(Records that describe figures)
BEGIN
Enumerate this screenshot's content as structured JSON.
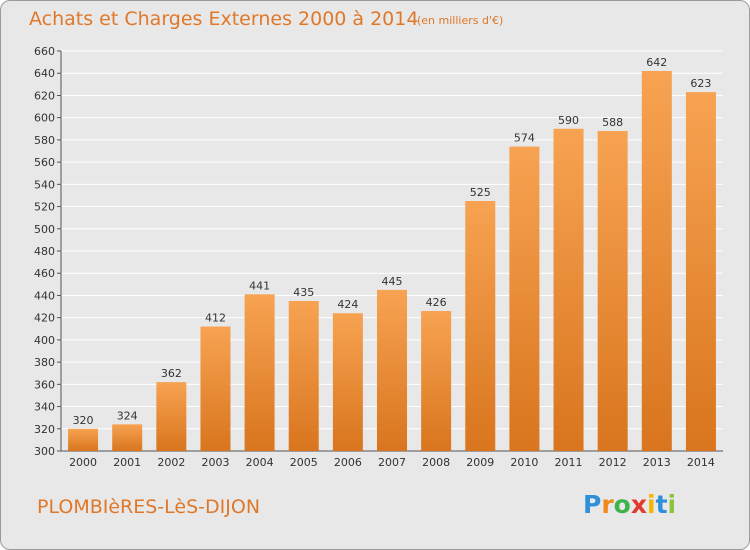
{
  "title": "Achats et Charges Externes 2000 à 2014",
  "subtitle": "(en milliers d'€)",
  "commune": "PLOMBIèRES-LèS-DIJON",
  "logo": {
    "letters": [
      "P",
      "r",
      "o",
      "x",
      "i",
      "t",
      "i"
    ],
    "colors": [
      "#2f8fd8",
      "#f08a1c",
      "#3db34a",
      "#e23a2e",
      "#f2b705",
      "#2f8fd8",
      "#8ac43f"
    ]
  },
  "colors": {
    "bar_light": "#f7a352",
    "bar_dark": "#d9751e",
    "title": "#e0782a",
    "grid": "#ffffff"
  },
  "chart_data": {
    "type": "bar",
    "categories": [
      "2000",
      "2001",
      "2002",
      "2003",
      "2004",
      "2005",
      "2006",
      "2007",
      "2008",
      "2009",
      "2010",
      "2011",
      "2012",
      "2013",
      "2014"
    ],
    "values": [
      320,
      324,
      362,
      412,
      441,
      435,
      424,
      445,
      426,
      525,
      574,
      590,
      588,
      642,
      623
    ],
    "ylim": [
      300,
      660
    ],
    "yticks": [
      300,
      320,
      340,
      360,
      380,
      400,
      420,
      440,
      460,
      480,
      500,
      520,
      540,
      560,
      580,
      600,
      620,
      640,
      660
    ],
    "grid": true,
    "xlabel": "",
    "ylabel": ""
  }
}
END
WHAT IS BEING ASKED: Exactly as written, return every line of the listing, but not the pictures.

WRITTEN REPLY:
Enumerate this screenshot's content as structured JSON.
{
  "title": "Achats et Charges Externes 2000 à 2014",
  "subtitle": "(en milliers d'€)",
  "commune": "PLOMBIèRES-LèS-DIJON",
  "logo": {
    "letters": [
      "P",
      "r",
      "o",
      "x",
      "i",
      "t",
      "i"
    ],
    "colors": [
      "#2f8fd8",
      "#f08a1c",
      "#3db34a",
      "#e23a2e",
      "#f2b705",
      "#2f8fd8",
      "#8ac43f"
    ]
  },
  "colors": {
    "bar_light": "#f7a352",
    "bar_dark": "#d9751e",
    "title": "#e0782a",
    "grid": "#ffffff"
  },
  "chart_data": {
    "type": "bar",
    "categories": [
      "2000",
      "2001",
      "2002",
      "2003",
      "2004",
      "2005",
      "2006",
      "2007",
      "2008",
      "2009",
      "2010",
      "2011",
      "2012",
      "2013",
      "2014"
    ],
    "values": [
      320,
      324,
      362,
      412,
      441,
      435,
      424,
      445,
      426,
      525,
      574,
      590,
      588,
      642,
      623
    ],
    "ylim": [
      300,
      660
    ],
    "yticks": [
      300,
      320,
      340,
      360,
      380,
      400,
      420,
      440,
      460,
      480,
      500,
      520,
      540,
      560,
      580,
      600,
      620,
      640,
      660
    ],
    "grid": true,
    "xlabel": "",
    "ylabel": ""
  }
}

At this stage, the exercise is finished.